PROVIDED RECORDS
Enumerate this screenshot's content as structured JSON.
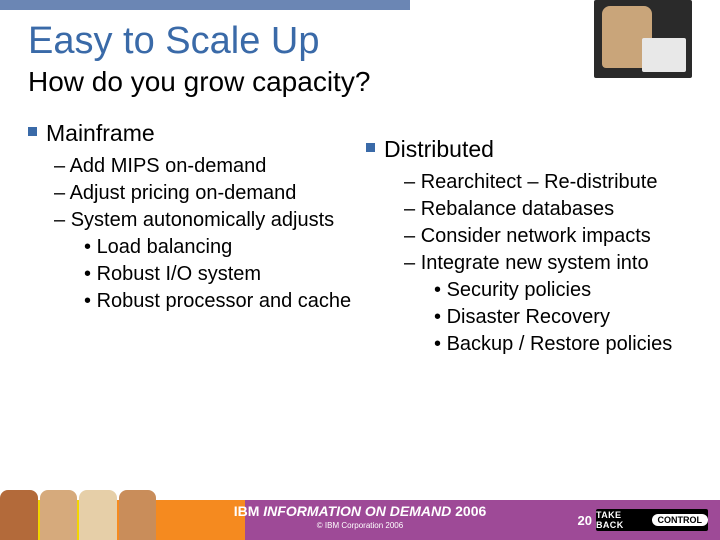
{
  "colors": {
    "accent": "#3a6aa8",
    "topbar": "#6b86b4",
    "footer_gradient": [
      "#f2d600",
      "#f58a1f",
      "#9e4a97"
    ],
    "text": "#000000"
  },
  "title": "Easy to Scale Up",
  "subtitle": "How do you grow capacity?",
  "left": {
    "heading": "Mainframe",
    "items": [
      {
        "text": "Add MIPS on-demand"
      },
      {
        "text": "Adjust pricing on-demand"
      },
      {
        "text": "System autonomically adjusts",
        "sub": [
          "Load balancing",
          "Robust I/O system",
          "Robust processor and cache"
        ]
      }
    ]
  },
  "right": {
    "heading": "Distributed",
    "items": [
      {
        "text": "Rearchitect – Re-distribute"
      },
      {
        "text": "Rebalance databases"
      },
      {
        "text": "Consider network impacts"
      },
      {
        "text": "Integrate new system into",
        "sub": [
          "Security policies",
          "Disaster Recovery",
          "Backup / Restore policies"
        ]
      }
    ]
  },
  "footer": {
    "logo_prefix": "IBM ",
    "logo_main": "INFORMATION ON DEMAND",
    "logo_year": " 2006",
    "copyright": "© IBM Corporation 2006",
    "page_number": "20",
    "takeback_a": "TAKE BACK",
    "takeback_b": "CONTROL"
  }
}
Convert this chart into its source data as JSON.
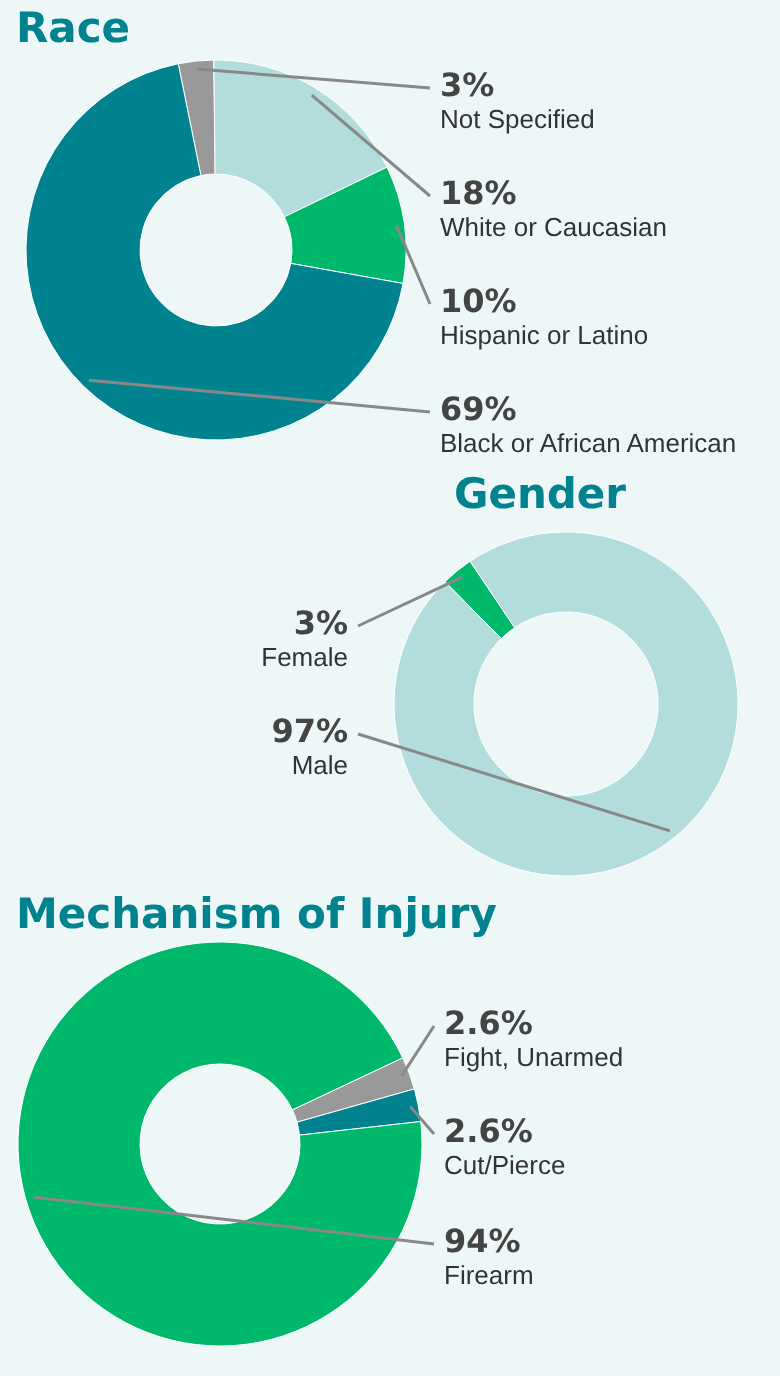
{
  "chart_data": [
    {
      "type": "donut",
      "title": "Race",
      "categories": [
        "Not Specified",
        "White or Caucasian",
        "Hispanic or Latino",
        "Black or African American"
      ],
      "values": [
        3,
        18,
        10,
        69
      ],
      "value_labels": [
        "3%",
        "18%",
        "10%",
        "69%"
      ],
      "colors": [
        "#999999",
        "#b3dcdc",
        "#00b86b",
        "#00838f"
      ]
    },
    {
      "type": "donut",
      "title": "Gender",
      "categories": [
        "Female",
        "Male"
      ],
      "values": [
        3,
        97
      ],
      "value_labels": [
        "3%",
        "97%"
      ],
      "colors": [
        "#00b86b",
        "#b3dcdc"
      ]
    },
    {
      "type": "donut",
      "title": "Mechanism of Injury",
      "categories": [
        "Fight, Unarmed",
        "Cut/Pierce",
        "Firearm"
      ],
      "values": [
        2.6,
        2.6,
        94
      ],
      "value_labels": [
        "2.6%",
        "2.6%",
        "94%"
      ],
      "colors": [
        "#999999",
        "#00838f",
        "#00b86b"
      ]
    }
  ]
}
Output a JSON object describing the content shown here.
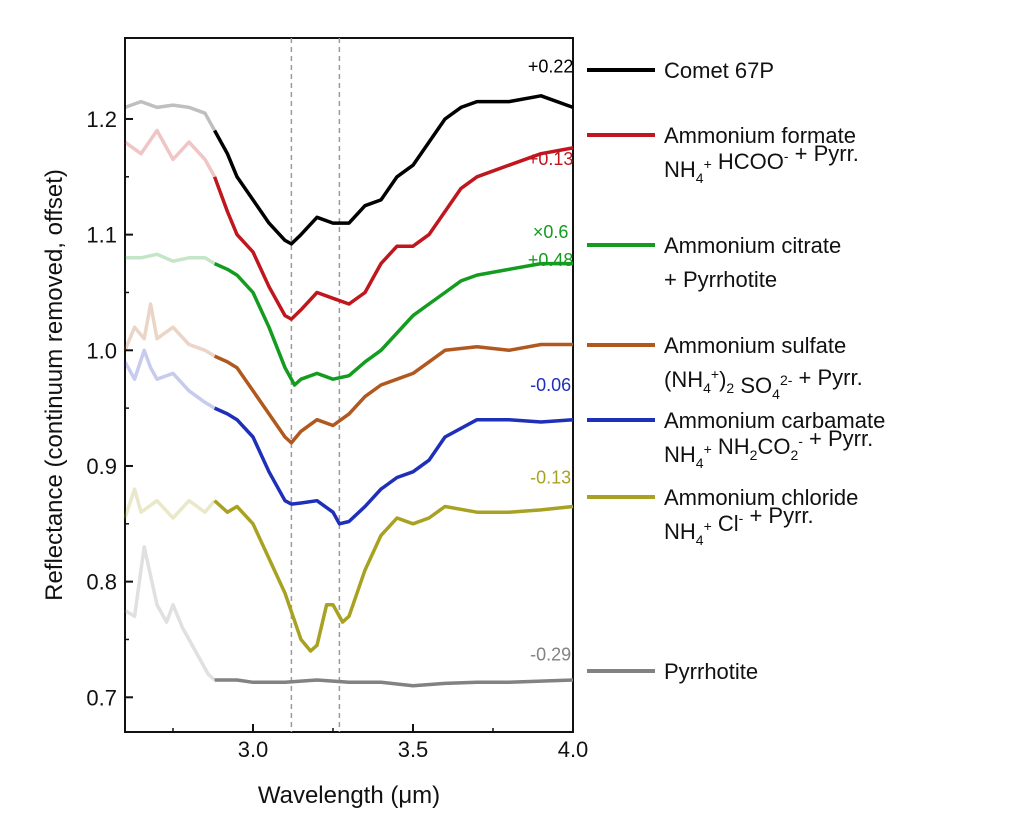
{
  "chart_data": {
    "type": "line",
    "xlabel": "Wavelength (μm)",
    "ylabel": "Reflectance (continuum removed, offset)",
    "xlim": [
      2.6,
      4.0
    ],
    "ylim": [
      0.67,
      1.27
    ],
    "x_ticks": [
      3.0,
      3.5,
      4.0
    ],
    "x_tick_labels": [
      "3.0",
      "3.5",
      "4.0"
    ],
    "y_ticks": [
      0.7,
      0.8,
      0.9,
      1.0,
      1.1,
      1.2
    ],
    "y_tick_labels": [
      "0.7",
      "0.8",
      "0.9",
      "1.0",
      "1.1",
      "1.2"
    ],
    "grid": false,
    "reference_lines_x": [
      3.12,
      3.27
    ],
    "legend_position": "right",
    "series": [
      {
        "name": "Comet 67P",
        "color": "#000000",
        "offset_label": "+0.22",
        "offset_label_xy": [
          3.93,
          1.24
        ],
        "faded_until": 2.88,
        "points": [
          [
            2.6,
            1.21
          ],
          [
            2.65,
            1.215
          ],
          [
            2.7,
            1.21
          ],
          [
            2.75,
            1.212
          ],
          [
            2.8,
            1.21
          ],
          [
            2.85,
            1.205
          ],
          [
            2.88,
            1.19
          ],
          [
            2.92,
            1.17
          ],
          [
            2.95,
            1.15
          ],
          [
            3.0,
            1.13
          ],
          [
            3.05,
            1.11
          ],
          [
            3.1,
            1.095
          ],
          [
            3.12,
            1.092
          ],
          [
            3.15,
            1.1
          ],
          [
            3.2,
            1.115
          ],
          [
            3.25,
            1.11
          ],
          [
            3.3,
            1.11
          ],
          [
            3.35,
            1.125
          ],
          [
            3.4,
            1.13
          ],
          [
            3.45,
            1.15
          ],
          [
            3.5,
            1.16
          ],
          [
            3.55,
            1.18
          ],
          [
            3.6,
            1.2
          ],
          [
            3.65,
            1.21
          ],
          [
            3.7,
            1.215
          ],
          [
            3.8,
            1.215
          ],
          [
            3.9,
            1.22
          ],
          [
            4.0,
            1.21
          ]
        ]
      },
      {
        "name": "Ammonium formate",
        "name_line2": "NH4+ HCOO- + Pyrr.",
        "color": "#c0161d",
        "offset_label": "+0.13",
        "offset_label_xy": [
          3.93,
          1.16
        ],
        "faded_until": 2.88,
        "points": [
          [
            2.6,
            1.18
          ],
          [
            2.65,
            1.17
          ],
          [
            2.7,
            1.19
          ],
          [
            2.75,
            1.165
          ],
          [
            2.8,
            1.18
          ],
          [
            2.85,
            1.165
          ],
          [
            2.88,
            1.15
          ],
          [
            2.92,
            1.12
          ],
          [
            2.95,
            1.1
          ],
          [
            3.0,
            1.085
          ],
          [
            3.05,
            1.055
          ],
          [
            3.1,
            1.03
          ],
          [
            3.12,
            1.027
          ],
          [
            3.15,
            1.035
          ],
          [
            3.2,
            1.05
          ],
          [
            3.25,
            1.045
          ],
          [
            3.3,
            1.04
          ],
          [
            3.35,
            1.05
          ],
          [
            3.4,
            1.075
          ],
          [
            3.45,
            1.09
          ],
          [
            3.5,
            1.09
          ],
          [
            3.55,
            1.1
          ],
          [
            3.6,
            1.12
          ],
          [
            3.65,
            1.14
          ],
          [
            3.7,
            1.15
          ],
          [
            3.8,
            1.16
          ],
          [
            3.9,
            1.17
          ],
          [
            4.0,
            1.175
          ]
        ]
      },
      {
        "name": "Ammonium citrate",
        "name_line2": "+ Pyrrhotite",
        "color": "#139c1f",
        "offset_label": "×0.6",
        "offset_label2": "+0.48",
        "offset_label_xy": [
          3.93,
          1.097
        ],
        "offset_label2_xy": [
          3.93,
          1.073
        ],
        "faded_until": 2.88,
        "points": [
          [
            2.6,
            1.08
          ],
          [
            2.65,
            1.08
          ],
          [
            2.7,
            1.083
          ],
          [
            2.75,
            1.077
          ],
          [
            2.8,
            1.08
          ],
          [
            2.85,
            1.08
          ],
          [
            2.88,
            1.075
          ],
          [
            2.92,
            1.07
          ],
          [
            2.95,
            1.065
          ],
          [
            3.0,
            1.05
          ],
          [
            3.05,
            1.02
          ],
          [
            3.1,
            0.985
          ],
          [
            3.13,
            0.97
          ],
          [
            3.15,
            0.975
          ],
          [
            3.2,
            0.98
          ],
          [
            3.25,
            0.975
          ],
          [
            3.3,
            0.978
          ],
          [
            3.35,
            0.99
          ],
          [
            3.4,
            1.0
          ],
          [
            3.45,
            1.015
          ],
          [
            3.5,
            1.03
          ],
          [
            3.55,
            1.04
          ],
          [
            3.6,
            1.05
          ],
          [
            3.65,
            1.06
          ],
          [
            3.7,
            1.065
          ],
          [
            3.8,
            1.07
          ],
          [
            3.9,
            1.075
          ],
          [
            4.0,
            1.075
          ]
        ]
      },
      {
        "name": "Ammonium sulfate",
        "name_line2": "(NH4+)2 SO42- + Pyrr.",
        "color": "#b1581e",
        "faded_until": 2.88,
        "points": [
          [
            2.6,
            1.0
          ],
          [
            2.63,
            1.02
          ],
          [
            2.66,
            1.01
          ],
          [
            2.68,
            1.04
          ],
          [
            2.7,
            1.01
          ],
          [
            2.75,
            1.02
          ],
          [
            2.8,
            1.005
          ],
          [
            2.85,
            1.0
          ],
          [
            2.88,
            0.995
          ],
          [
            2.92,
            0.99
          ],
          [
            2.95,
            0.985
          ],
          [
            3.0,
            0.965
          ],
          [
            3.05,
            0.945
          ],
          [
            3.1,
            0.925
          ],
          [
            3.12,
            0.92
          ],
          [
            3.15,
            0.93
          ],
          [
            3.2,
            0.94
          ],
          [
            3.25,
            0.935
          ],
          [
            3.3,
            0.945
          ],
          [
            3.35,
            0.96
          ],
          [
            3.4,
            0.97
          ],
          [
            3.45,
            0.975
          ],
          [
            3.5,
            0.98
          ],
          [
            3.55,
            0.99
          ],
          [
            3.6,
            1.0
          ],
          [
            3.7,
            1.003
          ],
          [
            3.8,
            1.0
          ],
          [
            3.9,
            1.005
          ],
          [
            4.0,
            1.005
          ]
        ]
      },
      {
        "name": "Ammonium carbamate",
        "name_line2": "NH4+ NH2CO2- + Pyrr.",
        "color": "#1e2fb8",
        "offset_label": "-0.06",
        "offset_label_xy": [
          3.93,
          0.965
        ],
        "faded_until": 2.88,
        "points": [
          [
            2.6,
            0.99
          ],
          [
            2.63,
            0.975
          ],
          [
            2.66,
            1.0
          ],
          [
            2.68,
            0.985
          ],
          [
            2.7,
            0.975
          ],
          [
            2.75,
            0.98
          ],
          [
            2.8,
            0.965
          ],
          [
            2.85,
            0.955
          ],
          [
            2.88,
            0.95
          ],
          [
            2.92,
            0.945
          ],
          [
            2.95,
            0.94
          ],
          [
            3.0,
            0.925
          ],
          [
            3.05,
            0.895
          ],
          [
            3.1,
            0.87
          ],
          [
            3.12,
            0.867
          ],
          [
            3.15,
            0.868
          ],
          [
            3.2,
            0.87
          ],
          [
            3.25,
            0.86
          ],
          [
            3.27,
            0.85
          ],
          [
            3.3,
            0.852
          ],
          [
            3.35,
            0.865
          ],
          [
            3.4,
            0.88
          ],
          [
            3.45,
            0.89
          ],
          [
            3.5,
            0.895
          ],
          [
            3.55,
            0.905
          ],
          [
            3.6,
            0.925
          ],
          [
            3.7,
            0.94
          ],
          [
            3.8,
            0.94
          ],
          [
            3.9,
            0.938
          ],
          [
            4.0,
            0.94
          ]
        ]
      },
      {
        "name": "Ammonium chloride",
        "name_line2": "NH4+ Cl- + Pyrr.",
        "color": "#a8a222",
        "offset_label": "-0.13",
        "offset_label_xy": [
          3.93,
          0.885
        ],
        "faded_until": 2.88,
        "points": [
          [
            2.6,
            0.855
          ],
          [
            2.63,
            0.88
          ],
          [
            2.65,
            0.86
          ],
          [
            2.7,
            0.87
          ],
          [
            2.75,
            0.855
          ],
          [
            2.8,
            0.87
          ],
          [
            2.85,
            0.86
          ],
          [
            2.88,
            0.87
          ],
          [
            2.92,
            0.86
          ],
          [
            2.95,
            0.865
          ],
          [
            3.0,
            0.85
          ],
          [
            3.05,
            0.82
          ],
          [
            3.1,
            0.79
          ],
          [
            3.15,
            0.75
          ],
          [
            3.18,
            0.74
          ],
          [
            3.2,
            0.745
          ],
          [
            3.23,
            0.78
          ],
          [
            3.25,
            0.78
          ],
          [
            3.28,
            0.765
          ],
          [
            3.3,
            0.77
          ],
          [
            3.35,
            0.81
          ],
          [
            3.4,
            0.84
          ],
          [
            3.45,
            0.855
          ],
          [
            3.5,
            0.85
          ],
          [
            3.55,
            0.855
          ],
          [
            3.6,
            0.865
          ],
          [
            3.7,
            0.86
          ],
          [
            3.8,
            0.86
          ],
          [
            3.9,
            0.862
          ],
          [
            4.0,
            0.865
          ]
        ]
      },
      {
        "name": "Pyrrhotite",
        "color": "#828282",
        "offset_label": "-0.29",
        "offset_label_xy": [
          3.93,
          0.732
        ],
        "faded_until": 2.88,
        "points": [
          [
            2.6,
            0.775
          ],
          [
            2.63,
            0.77
          ],
          [
            2.66,
            0.83
          ],
          [
            2.7,
            0.78
          ],
          [
            2.73,
            0.765
          ],
          [
            2.75,
            0.78
          ],
          [
            2.78,
            0.76
          ],
          [
            2.82,
            0.74
          ],
          [
            2.86,
            0.72
          ],
          [
            2.88,
            0.715
          ],
          [
            2.95,
            0.715
          ],
          [
            3.0,
            0.713
          ],
          [
            3.1,
            0.713
          ],
          [
            3.2,
            0.715
          ],
          [
            3.3,
            0.713
          ],
          [
            3.4,
            0.713
          ],
          [
            3.5,
            0.71
          ],
          [
            3.6,
            0.712
          ],
          [
            3.7,
            0.713
          ],
          [
            3.8,
            0.713
          ],
          [
            3.9,
            0.714
          ],
          [
            4.0,
            0.715
          ]
        ]
      }
    ]
  }
}
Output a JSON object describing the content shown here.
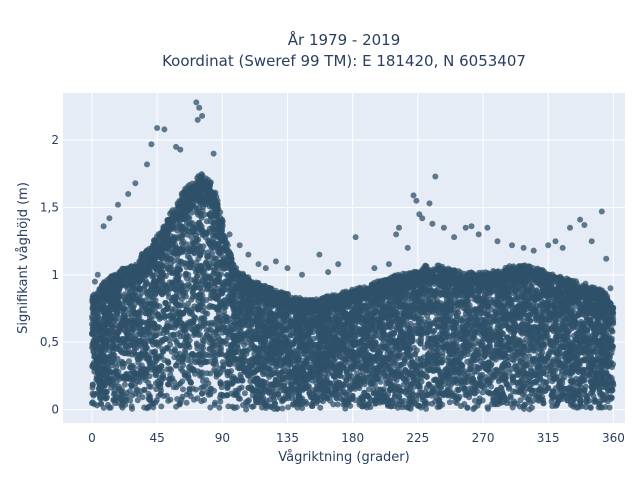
{
  "chart_data": {
    "type": "scatter",
    "title_line1": "År 1979 - 2019",
    "title_line2": "Koordinat (Sweref 99 TM): E 181420, N 6053407",
    "xlabel": "Vågriktning (grader)",
    "ylabel": "Signifikant våghöjd (m)",
    "xlim": [
      -20,
      368
    ],
    "ylim": [
      -0.1,
      2.35
    ],
    "xticks": [
      0,
      45,
      90,
      135,
      180,
      225,
      270,
      315,
      360
    ],
    "xtick_labels": [
      "0",
      "45",
      "90",
      "135",
      "180",
      "225",
      "270",
      "315",
      "360"
    ],
    "yticks": [
      0,
      0.5,
      1,
      1.5,
      2
    ],
    "ytick_labels": [
      "0",
      "0,5",
      "1",
      "1,5",
      "2"
    ],
    "grid": true,
    "colors": {
      "plot_bg": "#e5ecf6",
      "grid": "#ffffff",
      "marker": "#2f5269",
      "text": "#2a3f5f"
    },
    "envelope": {
      "x": [
        0,
        10,
        20,
        30,
        40,
        50,
        60,
        70,
        75,
        80,
        85,
        90,
        95,
        100,
        110,
        120,
        130,
        135,
        140,
        150,
        160,
        170,
        180,
        190,
        200,
        210,
        220,
        225,
        230,
        240,
        250,
        260,
        270,
        280,
        290,
        300,
        310,
        320,
        330,
        340,
        350,
        355,
        360
      ],
      "y": [
        0.82,
        0.95,
        1.02,
        1.08,
        1.2,
        1.35,
        1.55,
        1.68,
        1.72,
        1.7,
        1.6,
        1.38,
        1.15,
        1.02,
        0.95,
        0.9,
        0.86,
        0.85,
        0.82,
        0.8,
        0.82,
        0.84,
        0.88,
        0.9,
        0.95,
        0.98,
        1.0,
        1.02,
        1.05,
        1.05,
        1.02,
        1.0,
        1.0,
        1.02,
        1.05,
        1.05,
        1.02,
        0.98,
        0.95,
        0.92,
        0.88,
        0.85,
        0.75
      ]
    },
    "outliers": [
      {
        "x": 72,
        "y": 2.28
      },
      {
        "x": 74,
        "y": 2.24
      },
      {
        "x": 76,
        "y": 2.18
      },
      {
        "x": 73,
        "y": 2.15
      },
      {
        "x": 50,
        "y": 2.08
      },
      {
        "x": 45,
        "y": 2.09
      },
      {
        "x": 41,
        "y": 1.97
      },
      {
        "x": 58,
        "y": 1.95
      },
      {
        "x": 61,
        "y": 1.93
      },
      {
        "x": 84,
        "y": 1.9
      },
      {
        "x": 38,
        "y": 1.82
      },
      {
        "x": 30,
        "y": 1.68
      },
      {
        "x": 25,
        "y": 1.6
      },
      {
        "x": 18,
        "y": 1.52
      },
      {
        "x": 12,
        "y": 1.42
      },
      {
        "x": 8,
        "y": 1.36
      },
      {
        "x": 4,
        "y": 1.0
      },
      {
        "x": 2,
        "y": 0.95
      },
      {
        "x": 95,
        "y": 1.3
      },
      {
        "x": 102,
        "y": 1.22
      },
      {
        "x": 108,
        "y": 1.15
      },
      {
        "x": 115,
        "y": 1.08
      },
      {
        "x": 120,
        "y": 1.05
      },
      {
        "x": 127,
        "y": 1.1
      },
      {
        "x": 135,
        "y": 1.05
      },
      {
        "x": 145,
        "y": 1.0
      },
      {
        "x": 157,
        "y": 1.15
      },
      {
        "x": 163,
        "y": 1.02
      },
      {
        "x": 170,
        "y": 1.08
      },
      {
        "x": 182,
        "y": 1.28
      },
      {
        "x": 195,
        "y": 1.05
      },
      {
        "x": 205,
        "y": 1.08
      },
      {
        "x": 210,
        "y": 1.3
      },
      {
        "x": 212,
        "y": 1.35
      },
      {
        "x": 218,
        "y": 1.2
      },
      {
        "x": 222,
        "y": 1.59
      },
      {
        "x": 224,
        "y": 1.55
      },
      {
        "x": 226,
        "y": 1.45
      },
      {
        "x": 228,
        "y": 1.42
      },
      {
        "x": 233,
        "y": 1.53
      },
      {
        "x": 235,
        "y": 1.38
      },
      {
        "x": 237,
        "y": 1.73
      },
      {
        "x": 243,
        "y": 1.35
      },
      {
        "x": 250,
        "y": 1.28
      },
      {
        "x": 258,
        "y": 1.35
      },
      {
        "x": 262,
        "y": 1.36
      },
      {
        "x": 267,
        "y": 1.3
      },
      {
        "x": 273,
        "y": 1.35
      },
      {
        "x": 280,
        "y": 1.25
      },
      {
        "x": 290,
        "y": 1.22
      },
      {
        "x": 298,
        "y": 1.2
      },
      {
        "x": 305,
        "y": 1.18
      },
      {
        "x": 315,
        "y": 1.22
      },
      {
        "x": 320,
        "y": 1.25
      },
      {
        "x": 325,
        "y": 1.2
      },
      {
        "x": 330,
        "y": 1.35
      },
      {
        "x": 337,
        "y": 1.41
      },
      {
        "x": 340,
        "y": 1.37
      },
      {
        "x": 345,
        "y": 1.25
      },
      {
        "x": 352,
        "y": 1.47
      },
      {
        "x": 355,
        "y": 1.12
      },
      {
        "x": 358,
        "y": 0.9
      }
    ]
  }
}
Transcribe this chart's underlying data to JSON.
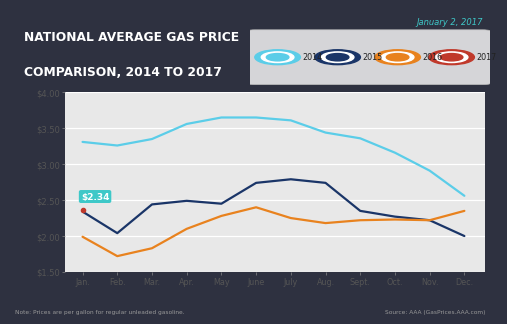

INSTRUCTIONS TO FOLLOW
Using the material above, state how many lines include the string "Ammonium". Answer with a single number.

THE REPLY
5